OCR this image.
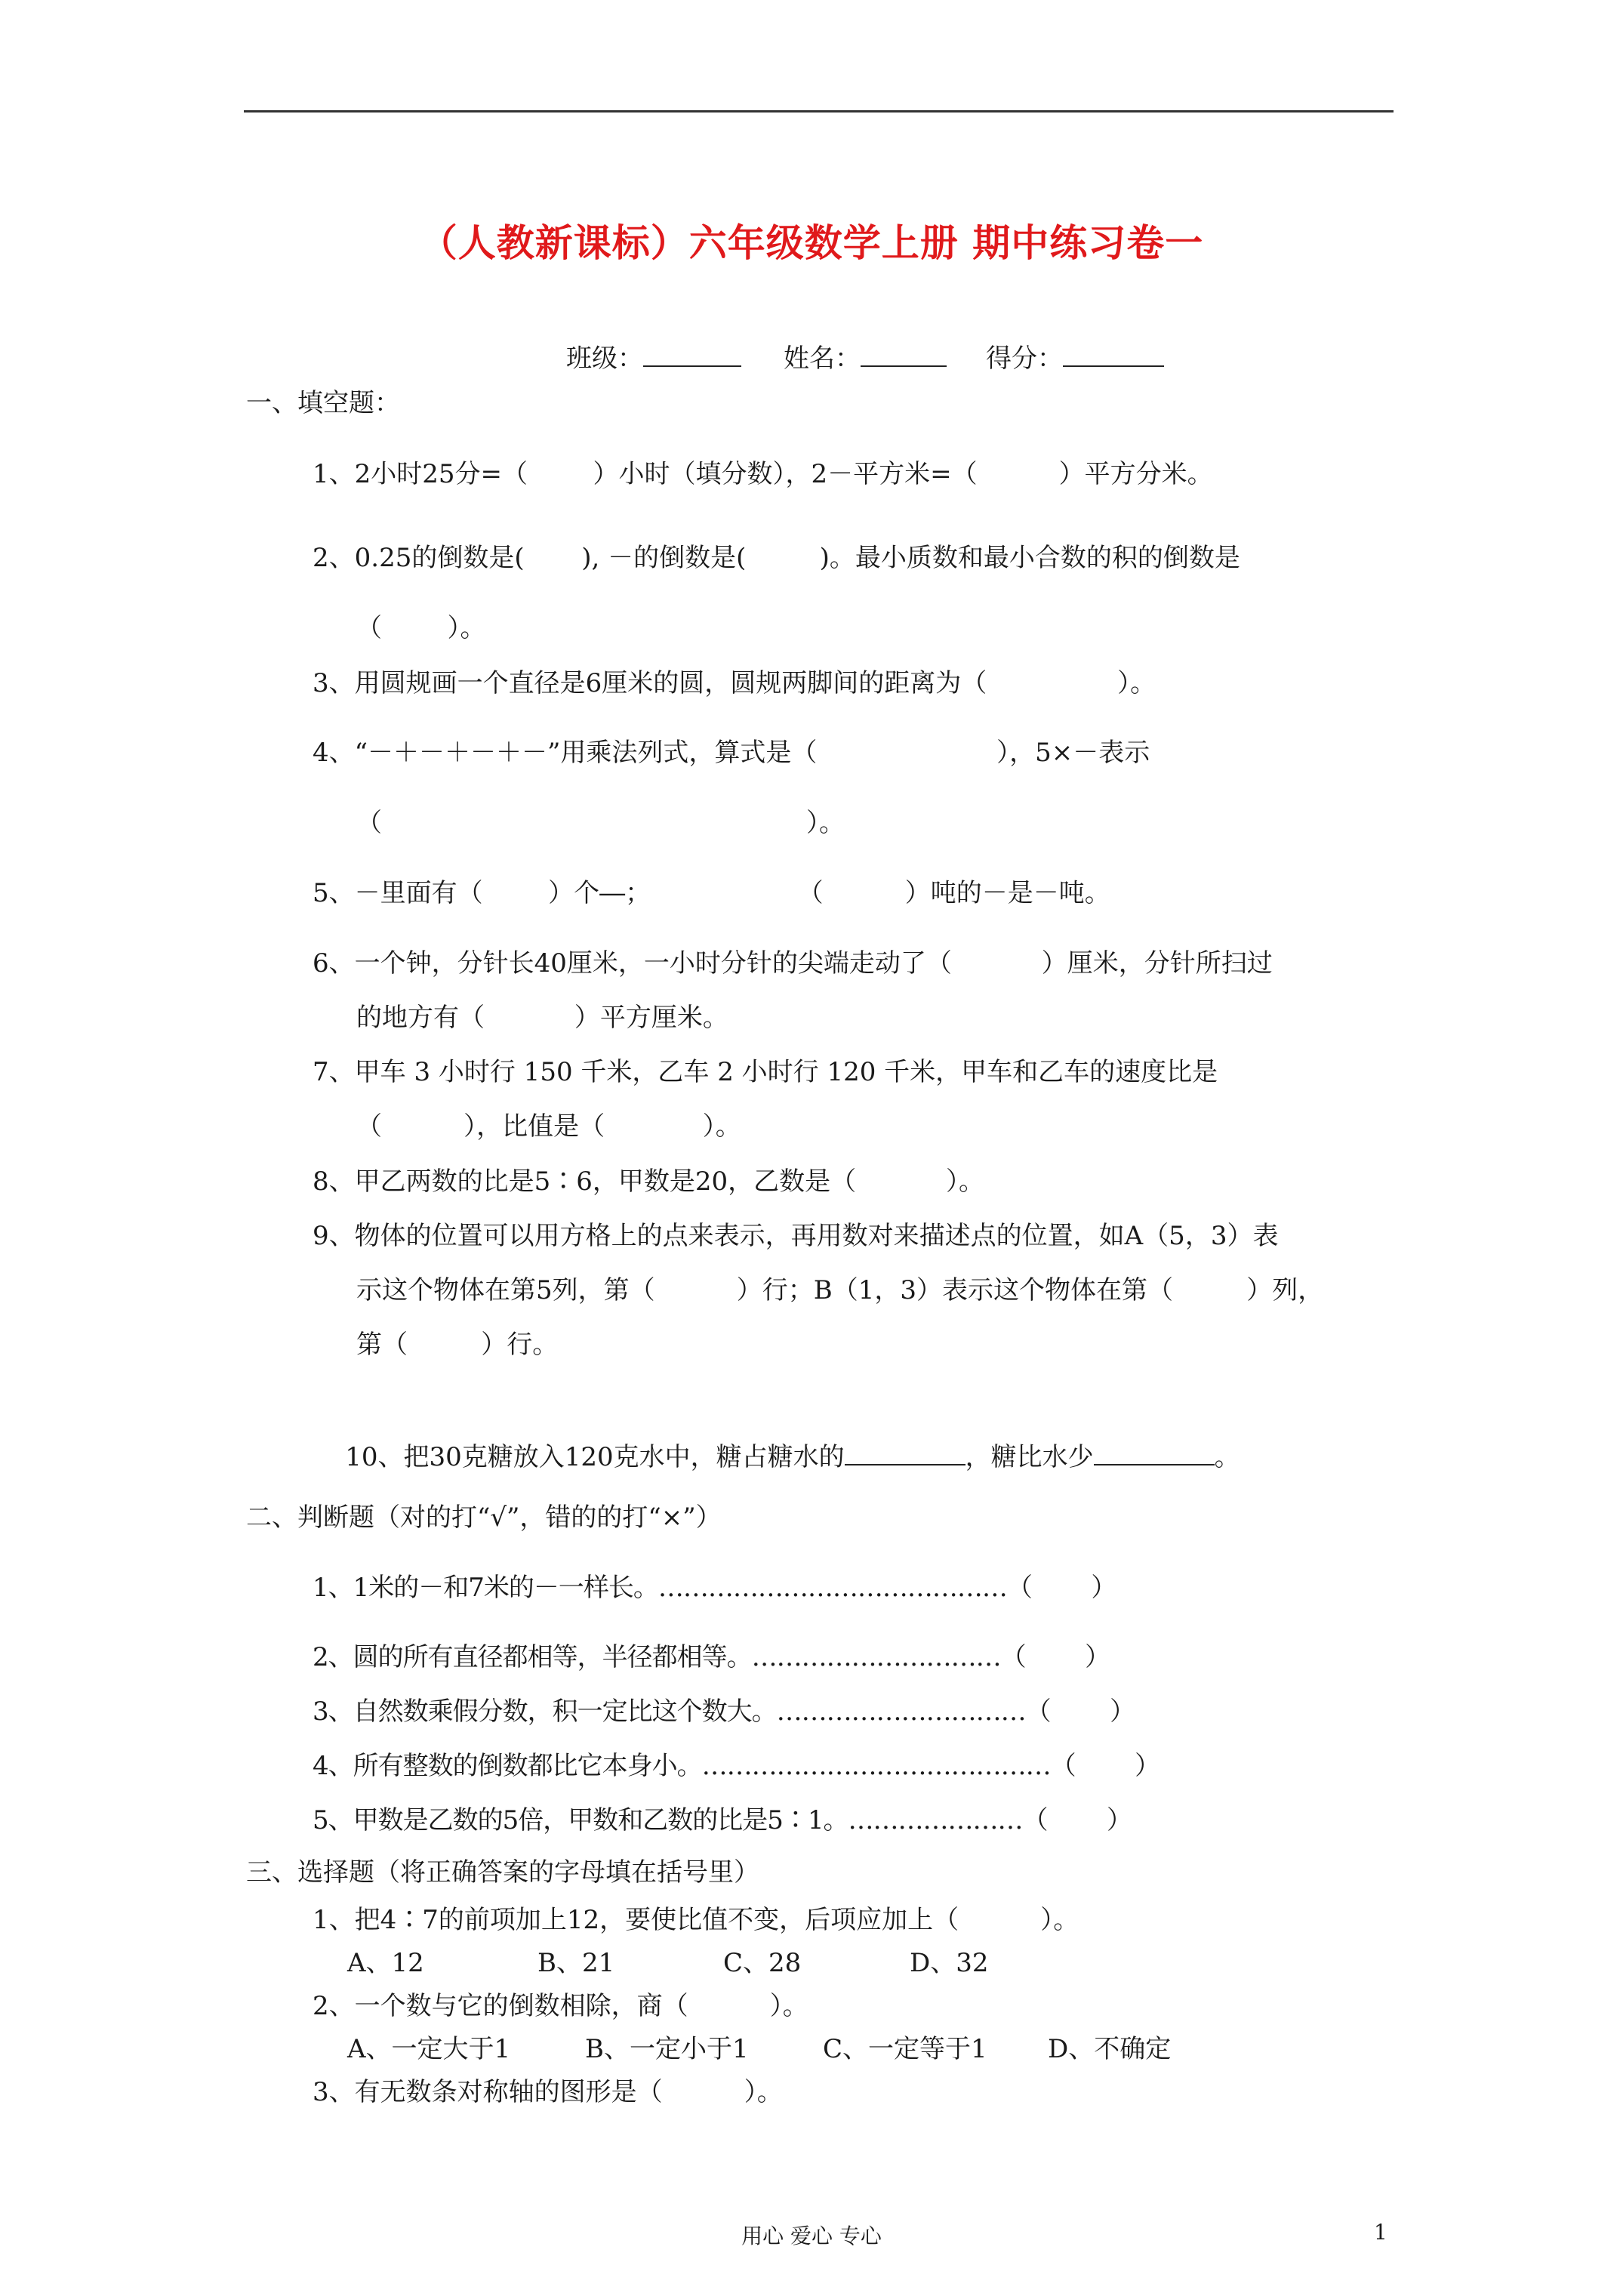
（人教新课标）六年级数学上册 期中练习卷一
班级：	姓名：	得分：
一、填空题：
1、2小时25分=（        ）小时（填分数），2－平方米=（          ）平方分米。
2、0.25的倒数是(       ), －的倒数是(         )。最小质数和最小合数的积的倒数是
（        ）。
3、用圆规画一个直径是6厘米的圆，圆规两脚间的距离为（                ）。
4、“－＋－＋－＋－”用乘法列式，算式是（                      ），5×－表示
（                                                    ）。
5、－里面有（        ）个―；                  （          ）吨的－是－吨。
6、一个钟，分针长40厘米，一小时分针的尖端走动了（           ）厘米，分针所扫过
的地方有（           ）平方厘米。
7、甲车 3 小时行 150 千米，乙车 2 小时行 120 千米，甲车和乙车的速度比是
（          ），比值是（            ）。
8、甲乙两数的比是5∶6，甲数是20，乙数是（           ）。
9、物体的位置可以用方格上的点来表示，再用数对来描述点的位置，如A（5，3）表
示这个物体在第5列，第（          ）行；B（1，3）表示这个物体在第（         ）列，
第（         ）行。

10、把30克糖放入120克水中，糖占糖水的	，糖比水少	。

二、判断题（对的打“√”，错的的打“×”）
1、1米的－和7米的－一样长。……………………………………（        ）
2、圆的所有直径都相等，半径都相等。…………………………（        ）
3、自然数乘假分数，积一定比这个数大。…………………………（        ）
4、所有整数的倒数都比它本身小。……………………………………（        ）
5、甲数是乙数的5倍，甲数和乙数的比是5∶1。…………………（        ）
三、选择题（将正确答案的字母填在括号里）
1、把4∶7的前项加上12，要使比值不变，后项应加上（          ）。
A、12	B、21	C、28	D、32
2、一个数与它的倒数相除，商（          ）。
A、一定大于1	B、一定小于1	C、一定等于1 D、不确定
3、有无数条对称轴的图形是（          ）。
用心 爱心 专心	1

################

* _Aim_: Exclude all images and restate the records above word for word.

* _Expected output_:
OCR this image.
（人教新课标）六年级数学上册 期中练习卷一
班级：	姓名：	得分：
一、填空题：
1、2小时25分=（        ）小时（填分数），2－平方米=（          ）平方分米。
2、0.25的倒数是(       ), －的倒数是(         )。最小质数和最小合数的积的倒数是
（        ）。
3、用圆规画一个直径是6厘米的圆，圆规两脚间的距离为（                ）。
4、“－＋－＋－＋－”用乘法列式，算式是（                      ），5×－表示
（                                                    ）。
5、－里面有（        ）个―；                  （          ）吨的－是－吨。
6、一个钟，分针长40厘米，一小时分针的尖端走动了（           ）厘米，分针所扫过
的地方有（           ）平方厘米。
7、甲车 3 小时行 150 千米，乙车 2 小时行 120 千米，甲车和乙车的速度比是
（          ），比值是（            ）。
8、甲乙两数的比是5∶6，甲数是20，乙数是（           ）。
9、物体的位置可以用方格上的点来表示，再用数对来描述点的位置，如A（5，3）表
示这个物体在第5列，第（          ）行；B（1，3）表示这个物体在第（         ）列，
第（         ）行。

10、把30克糖放入120克水中，糖占糖水的	，糖比水少	。

二、判断题（对的打“√”，错的的打“×”）
1、1米的－和7米的－一样长。……………………………………（        ）
2、圆的所有直径都相等，半径都相等。…………………………（        ）
3、自然数乘假分数，积一定比这个数大。…………………………（        ）
4、所有整数的倒数都比它本身小。……………………………………（        ）
5、甲数是乙数的5倍，甲数和乙数的比是5∶1。…………………（        ）
三、选择题（将正确答案的字母填在括号里）
1、把4∶7的前项加上12，要使比值不变，后项应加上（          ）。
A、12	B、21	C、28	D、32
2、一个数与它的倒数相除，商（          ）。
A、一定大于1	B、一定小于1	C、一定等于1 D、不确定
3、有无数条对称轴的图形是（          ）。
用心 爱心 专心	1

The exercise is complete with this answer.